WORK INSTRUCTIONS: Repeat the full listing below verbatim and keep the images out.

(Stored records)
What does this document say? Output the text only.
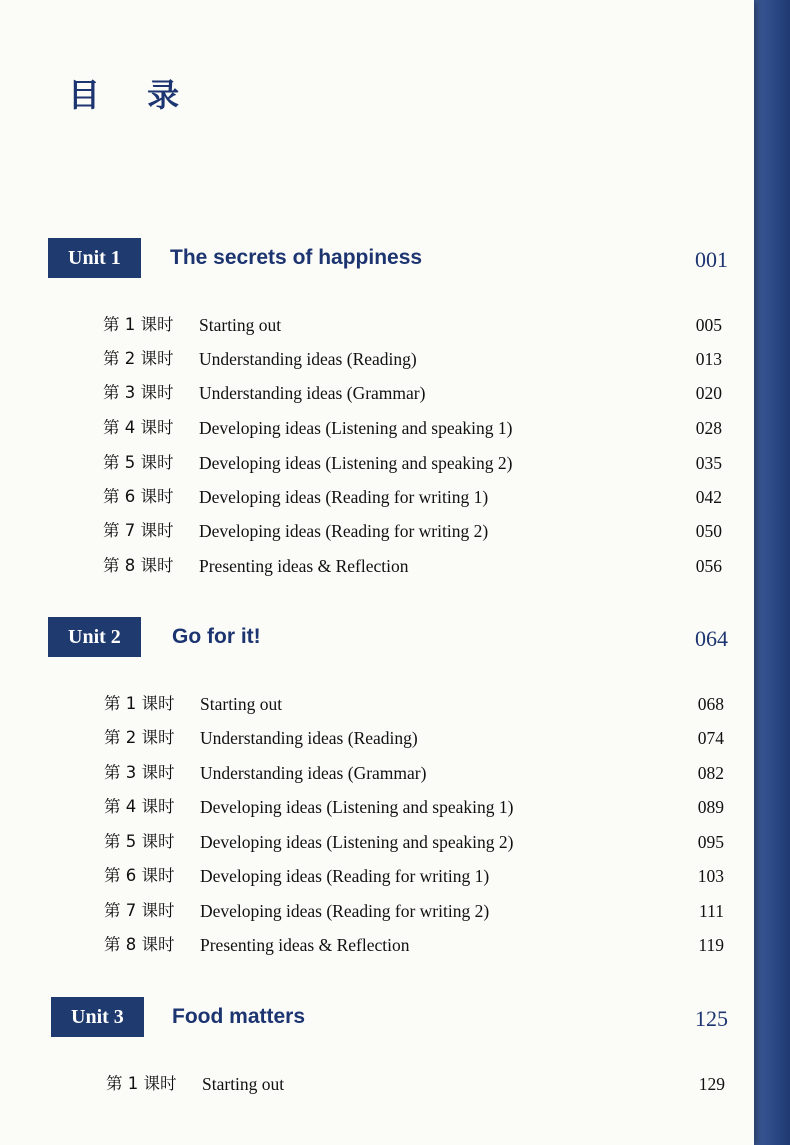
目 录
Unit 1	The secrets of happiness	001
第 1 课时 Starting out	005
第 2 课时 Understanding ideas (Reading)	013
第 3 课时 Understanding ideas (Grammar)	020
第 4 课时 Developing ideas (Listening and speaking 1)	028
第 5 课时 Developing ideas (Listening and speaking 2)	035
第 6 课时 Developing ideas (Reading for writing 1)	042
第 7 课时 Developing ideas (Reading for writing 2)	050
第 8 课时 Presenting ideas & Reflection	056
Unit 2	Go for it!	064
第 1 课时 Starting out	068
第 2 课时 Understanding ideas (Reading)	074
第 3 课时 Understanding ideas (Grammar)	082
第 4 课时 Developing ideas (Listening and speaking 1)	089
第 5 课时 Developing ideas (Listening and speaking 2)	095
第 6 课时 Developing ideas (Reading for writing 1)	103
第 7 课时 Developing ideas (Reading for writing 2)	111
第 8 课时 Presenting ideas & Reflection	119
Unit 3	Food matters	125
第 1 课时 Starting out	129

THE SOLUTION:
What does this document say? Output the text only.
目 录
Unit 1	The secrets of happiness	001
第 1 课时 Starting out	005
第 2 课时 Understanding ideas (Reading)	013
第 3 课时 Understanding ideas (Grammar)	020
第 4 课时 Developing ideas (Listening and speaking 1)	028
第 5 课时 Developing ideas (Listening and speaking 2)	035
第 6 课时 Developing ideas (Reading for writing 1)	042
第 7 课时 Developing ideas (Reading for writing 2)	050
第 8 课时 Presenting ideas & Reflection	056
Unit 2	Go for it!	064
第 1 课时 Starting out	068
第 2 课时 Understanding ideas (Reading)	074
第 3 课时 Understanding ideas (Grammar)	082
第 4 课时 Developing ideas (Listening and speaking 1)	089
第 5 课时 Developing ideas (Listening and speaking 2)	095
第 6 课时 Developing ideas (Reading for writing 1)	103
第 7 课时 Developing ideas (Reading for writing 2)	111
第 8 课时 Presenting ideas & Reflection	119
Unit 3	Food matters	125
第 1 课时 Starting out	129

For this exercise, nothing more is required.